**Instructions to follow:** Find the lines that contain the word "state" and copy each one.

**Recorded information:**
------
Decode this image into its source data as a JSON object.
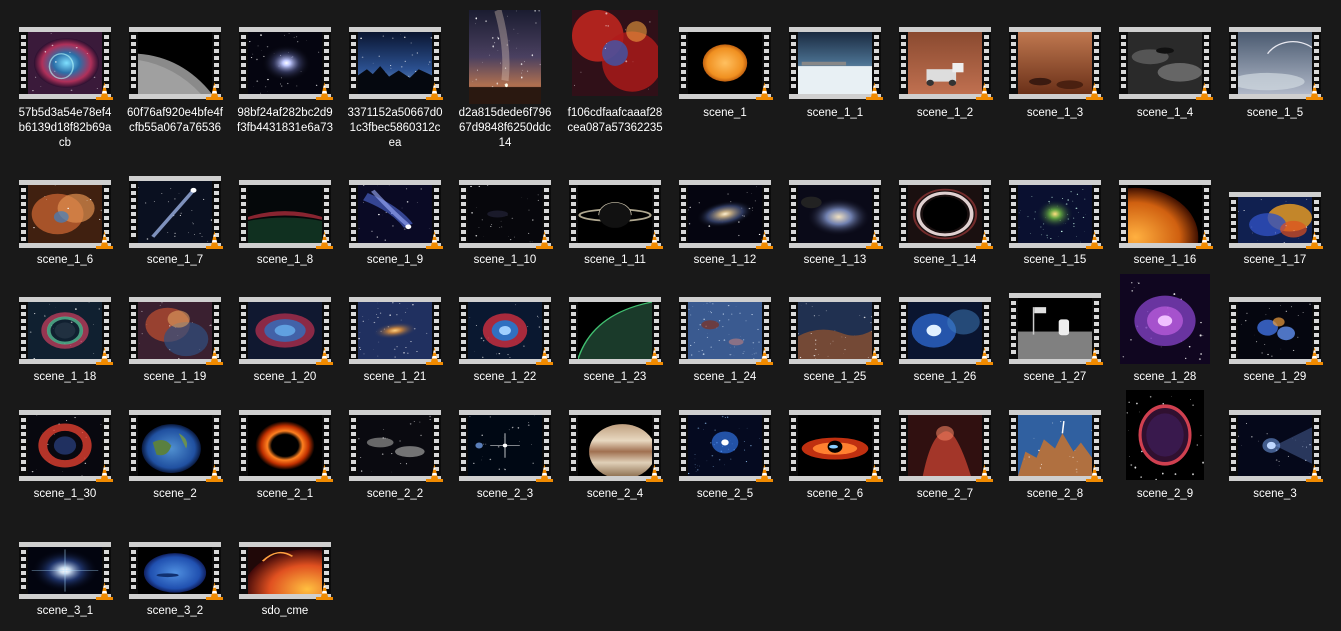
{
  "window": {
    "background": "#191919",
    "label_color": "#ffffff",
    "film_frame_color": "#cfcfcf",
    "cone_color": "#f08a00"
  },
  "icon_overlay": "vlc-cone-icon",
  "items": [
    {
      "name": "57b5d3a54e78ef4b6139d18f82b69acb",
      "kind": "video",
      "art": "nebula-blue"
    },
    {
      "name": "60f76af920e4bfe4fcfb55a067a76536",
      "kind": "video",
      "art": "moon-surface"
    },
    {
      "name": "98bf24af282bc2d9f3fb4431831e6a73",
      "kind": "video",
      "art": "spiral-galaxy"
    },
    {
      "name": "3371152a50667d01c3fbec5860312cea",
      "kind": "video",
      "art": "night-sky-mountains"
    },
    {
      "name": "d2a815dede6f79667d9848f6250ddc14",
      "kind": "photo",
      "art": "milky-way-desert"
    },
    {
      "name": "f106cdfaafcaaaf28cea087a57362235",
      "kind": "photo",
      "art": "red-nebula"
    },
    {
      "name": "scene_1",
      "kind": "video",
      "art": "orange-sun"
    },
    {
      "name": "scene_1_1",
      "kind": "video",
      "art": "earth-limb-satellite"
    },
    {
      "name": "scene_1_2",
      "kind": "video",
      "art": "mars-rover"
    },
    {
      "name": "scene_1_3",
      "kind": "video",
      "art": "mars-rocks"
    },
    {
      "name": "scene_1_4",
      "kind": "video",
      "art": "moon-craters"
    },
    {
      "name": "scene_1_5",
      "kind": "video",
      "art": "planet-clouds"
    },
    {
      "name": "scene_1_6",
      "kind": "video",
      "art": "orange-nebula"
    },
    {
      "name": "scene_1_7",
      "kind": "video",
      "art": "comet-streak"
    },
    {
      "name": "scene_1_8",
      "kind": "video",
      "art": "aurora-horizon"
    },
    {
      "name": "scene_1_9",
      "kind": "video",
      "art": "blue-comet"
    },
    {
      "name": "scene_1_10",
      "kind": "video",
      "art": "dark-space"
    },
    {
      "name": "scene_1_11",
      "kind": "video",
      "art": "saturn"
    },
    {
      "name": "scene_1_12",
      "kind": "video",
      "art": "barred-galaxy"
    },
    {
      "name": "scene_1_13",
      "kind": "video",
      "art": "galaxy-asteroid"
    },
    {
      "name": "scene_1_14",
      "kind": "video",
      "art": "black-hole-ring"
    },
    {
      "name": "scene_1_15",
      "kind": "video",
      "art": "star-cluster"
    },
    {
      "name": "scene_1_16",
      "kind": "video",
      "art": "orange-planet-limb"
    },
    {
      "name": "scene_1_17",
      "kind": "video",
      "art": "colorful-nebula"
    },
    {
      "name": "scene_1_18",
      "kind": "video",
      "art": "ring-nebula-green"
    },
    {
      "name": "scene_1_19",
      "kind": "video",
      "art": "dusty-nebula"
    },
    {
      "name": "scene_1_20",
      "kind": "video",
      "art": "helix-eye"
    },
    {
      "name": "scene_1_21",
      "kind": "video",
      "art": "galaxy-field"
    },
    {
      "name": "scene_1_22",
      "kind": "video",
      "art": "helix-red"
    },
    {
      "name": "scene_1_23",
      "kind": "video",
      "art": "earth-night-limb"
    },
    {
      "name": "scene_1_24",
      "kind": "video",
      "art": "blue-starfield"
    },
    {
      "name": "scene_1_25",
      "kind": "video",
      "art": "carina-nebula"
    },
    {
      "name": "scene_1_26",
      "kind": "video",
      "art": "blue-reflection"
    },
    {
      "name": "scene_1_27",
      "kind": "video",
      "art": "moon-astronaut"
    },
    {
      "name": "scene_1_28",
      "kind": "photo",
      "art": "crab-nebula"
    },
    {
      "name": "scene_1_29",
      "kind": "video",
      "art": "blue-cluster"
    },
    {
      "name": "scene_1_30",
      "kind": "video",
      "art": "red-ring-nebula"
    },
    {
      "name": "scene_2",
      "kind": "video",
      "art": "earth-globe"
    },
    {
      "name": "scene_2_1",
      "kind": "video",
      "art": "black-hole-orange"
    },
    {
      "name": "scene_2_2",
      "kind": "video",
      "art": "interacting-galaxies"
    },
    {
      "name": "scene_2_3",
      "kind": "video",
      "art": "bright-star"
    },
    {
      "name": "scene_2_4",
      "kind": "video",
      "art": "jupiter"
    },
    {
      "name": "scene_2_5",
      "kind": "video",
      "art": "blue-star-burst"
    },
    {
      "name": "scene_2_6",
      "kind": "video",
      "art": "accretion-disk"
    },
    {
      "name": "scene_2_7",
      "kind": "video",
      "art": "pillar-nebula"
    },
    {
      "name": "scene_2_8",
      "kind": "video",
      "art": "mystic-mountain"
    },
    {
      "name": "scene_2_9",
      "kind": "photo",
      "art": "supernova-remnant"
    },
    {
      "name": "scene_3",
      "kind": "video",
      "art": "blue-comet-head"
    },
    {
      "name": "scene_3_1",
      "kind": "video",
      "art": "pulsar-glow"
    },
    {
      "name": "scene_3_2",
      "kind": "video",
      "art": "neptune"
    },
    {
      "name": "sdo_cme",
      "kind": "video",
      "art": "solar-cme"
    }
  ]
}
------
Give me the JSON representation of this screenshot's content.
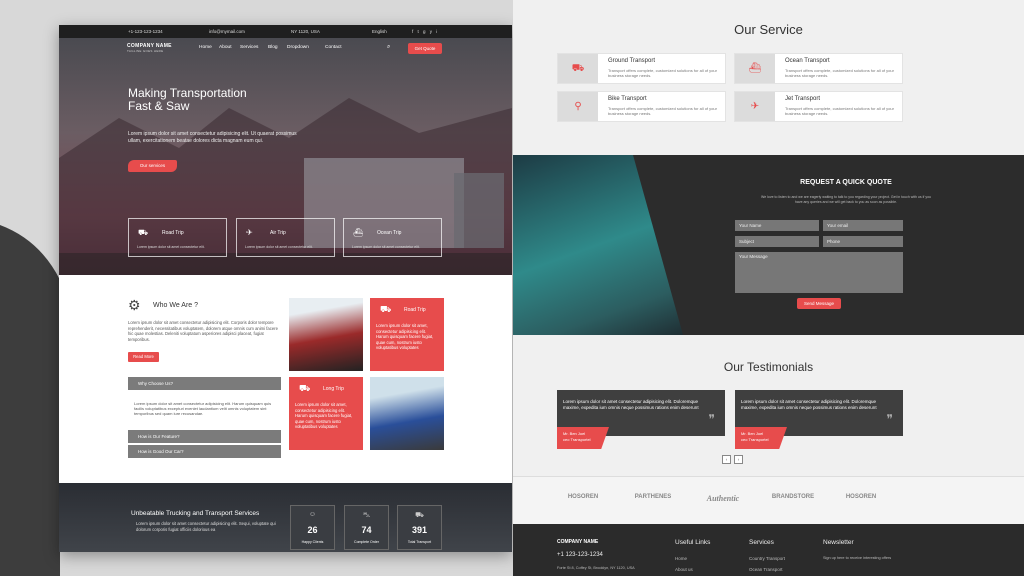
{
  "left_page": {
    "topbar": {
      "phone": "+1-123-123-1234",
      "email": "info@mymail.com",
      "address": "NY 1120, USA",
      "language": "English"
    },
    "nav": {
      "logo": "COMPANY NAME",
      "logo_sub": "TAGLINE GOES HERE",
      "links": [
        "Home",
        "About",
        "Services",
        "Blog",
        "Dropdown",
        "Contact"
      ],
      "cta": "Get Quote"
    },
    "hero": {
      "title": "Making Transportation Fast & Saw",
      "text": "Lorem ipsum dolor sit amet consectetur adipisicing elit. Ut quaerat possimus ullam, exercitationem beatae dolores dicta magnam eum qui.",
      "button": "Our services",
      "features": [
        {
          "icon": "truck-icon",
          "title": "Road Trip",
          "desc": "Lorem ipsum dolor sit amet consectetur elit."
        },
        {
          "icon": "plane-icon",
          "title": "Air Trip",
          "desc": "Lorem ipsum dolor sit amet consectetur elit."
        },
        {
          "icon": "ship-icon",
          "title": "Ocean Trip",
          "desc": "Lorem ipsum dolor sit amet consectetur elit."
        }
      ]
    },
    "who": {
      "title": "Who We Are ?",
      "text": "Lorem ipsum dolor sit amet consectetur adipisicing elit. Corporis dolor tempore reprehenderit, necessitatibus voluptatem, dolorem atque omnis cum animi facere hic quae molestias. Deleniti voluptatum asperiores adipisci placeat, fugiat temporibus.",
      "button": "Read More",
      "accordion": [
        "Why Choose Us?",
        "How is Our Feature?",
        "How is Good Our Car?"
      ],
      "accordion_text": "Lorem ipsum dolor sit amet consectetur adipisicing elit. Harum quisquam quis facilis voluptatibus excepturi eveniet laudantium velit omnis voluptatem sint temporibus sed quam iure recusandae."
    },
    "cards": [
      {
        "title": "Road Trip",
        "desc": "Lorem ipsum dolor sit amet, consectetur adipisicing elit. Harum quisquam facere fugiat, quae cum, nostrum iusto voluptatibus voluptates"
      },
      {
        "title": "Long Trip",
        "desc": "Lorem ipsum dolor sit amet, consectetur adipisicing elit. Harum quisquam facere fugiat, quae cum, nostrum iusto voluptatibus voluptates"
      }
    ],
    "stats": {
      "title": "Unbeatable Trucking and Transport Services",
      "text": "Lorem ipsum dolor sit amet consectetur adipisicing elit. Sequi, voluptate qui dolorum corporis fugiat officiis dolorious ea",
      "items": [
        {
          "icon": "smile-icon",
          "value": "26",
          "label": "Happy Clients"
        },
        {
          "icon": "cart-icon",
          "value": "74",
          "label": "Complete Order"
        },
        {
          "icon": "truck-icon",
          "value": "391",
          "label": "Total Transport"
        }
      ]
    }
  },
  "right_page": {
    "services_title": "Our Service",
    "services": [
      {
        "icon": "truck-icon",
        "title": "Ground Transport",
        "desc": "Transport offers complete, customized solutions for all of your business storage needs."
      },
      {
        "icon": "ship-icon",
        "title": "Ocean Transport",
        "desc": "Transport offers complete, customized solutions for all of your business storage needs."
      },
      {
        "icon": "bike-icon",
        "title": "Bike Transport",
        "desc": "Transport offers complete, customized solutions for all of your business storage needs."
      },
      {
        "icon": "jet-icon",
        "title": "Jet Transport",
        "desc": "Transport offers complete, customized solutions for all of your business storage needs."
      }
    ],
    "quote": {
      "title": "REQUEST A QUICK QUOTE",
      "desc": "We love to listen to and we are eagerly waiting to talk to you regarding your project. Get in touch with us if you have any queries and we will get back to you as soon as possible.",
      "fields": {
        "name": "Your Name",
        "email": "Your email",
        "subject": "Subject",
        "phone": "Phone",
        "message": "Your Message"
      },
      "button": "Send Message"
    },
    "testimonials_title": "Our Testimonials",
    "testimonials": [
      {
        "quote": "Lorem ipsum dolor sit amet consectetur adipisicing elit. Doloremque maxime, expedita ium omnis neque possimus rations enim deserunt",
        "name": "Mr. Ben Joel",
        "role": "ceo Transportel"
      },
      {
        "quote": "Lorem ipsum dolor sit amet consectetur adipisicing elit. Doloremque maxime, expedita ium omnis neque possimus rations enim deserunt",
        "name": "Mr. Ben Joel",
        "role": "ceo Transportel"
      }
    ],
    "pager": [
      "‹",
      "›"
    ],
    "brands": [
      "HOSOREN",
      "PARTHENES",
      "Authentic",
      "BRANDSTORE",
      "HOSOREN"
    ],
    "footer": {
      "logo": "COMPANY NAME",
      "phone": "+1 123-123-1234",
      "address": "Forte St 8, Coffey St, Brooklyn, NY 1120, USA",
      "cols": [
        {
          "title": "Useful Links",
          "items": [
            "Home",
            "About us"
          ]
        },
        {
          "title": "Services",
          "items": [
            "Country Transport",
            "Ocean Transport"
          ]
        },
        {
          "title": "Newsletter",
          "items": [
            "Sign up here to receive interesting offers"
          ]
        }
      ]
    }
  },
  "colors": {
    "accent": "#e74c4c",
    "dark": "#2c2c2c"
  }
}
------
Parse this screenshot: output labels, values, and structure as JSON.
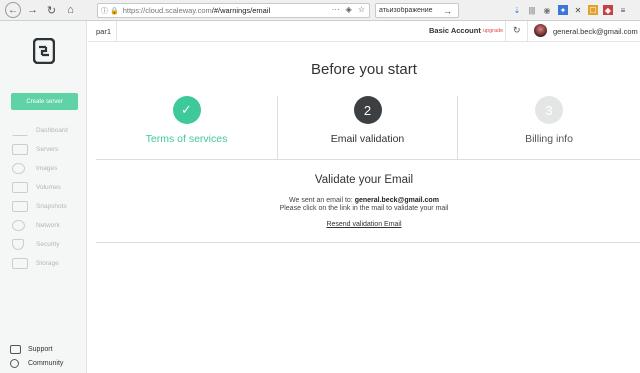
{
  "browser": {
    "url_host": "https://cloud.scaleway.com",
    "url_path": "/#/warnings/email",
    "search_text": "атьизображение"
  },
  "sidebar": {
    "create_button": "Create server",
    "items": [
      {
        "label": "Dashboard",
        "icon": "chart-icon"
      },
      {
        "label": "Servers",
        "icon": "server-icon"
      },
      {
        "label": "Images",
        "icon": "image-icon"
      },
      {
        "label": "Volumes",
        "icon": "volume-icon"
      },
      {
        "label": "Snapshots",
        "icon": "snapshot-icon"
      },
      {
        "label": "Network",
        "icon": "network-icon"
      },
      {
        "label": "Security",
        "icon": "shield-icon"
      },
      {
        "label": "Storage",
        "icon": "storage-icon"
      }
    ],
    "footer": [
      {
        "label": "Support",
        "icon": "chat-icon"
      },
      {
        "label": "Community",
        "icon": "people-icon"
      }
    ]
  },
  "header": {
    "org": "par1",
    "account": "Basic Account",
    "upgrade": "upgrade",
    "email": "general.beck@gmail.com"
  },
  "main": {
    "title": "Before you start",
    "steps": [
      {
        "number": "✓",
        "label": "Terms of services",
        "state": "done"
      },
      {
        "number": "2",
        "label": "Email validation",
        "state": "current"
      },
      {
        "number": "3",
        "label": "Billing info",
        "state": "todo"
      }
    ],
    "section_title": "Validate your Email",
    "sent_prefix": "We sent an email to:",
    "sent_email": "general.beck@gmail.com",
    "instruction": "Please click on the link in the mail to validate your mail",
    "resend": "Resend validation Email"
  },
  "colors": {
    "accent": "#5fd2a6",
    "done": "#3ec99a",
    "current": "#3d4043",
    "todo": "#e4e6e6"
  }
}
------
**Response to this exercise:**
        "state": "done"
        "state": "current"
        "state": "todo"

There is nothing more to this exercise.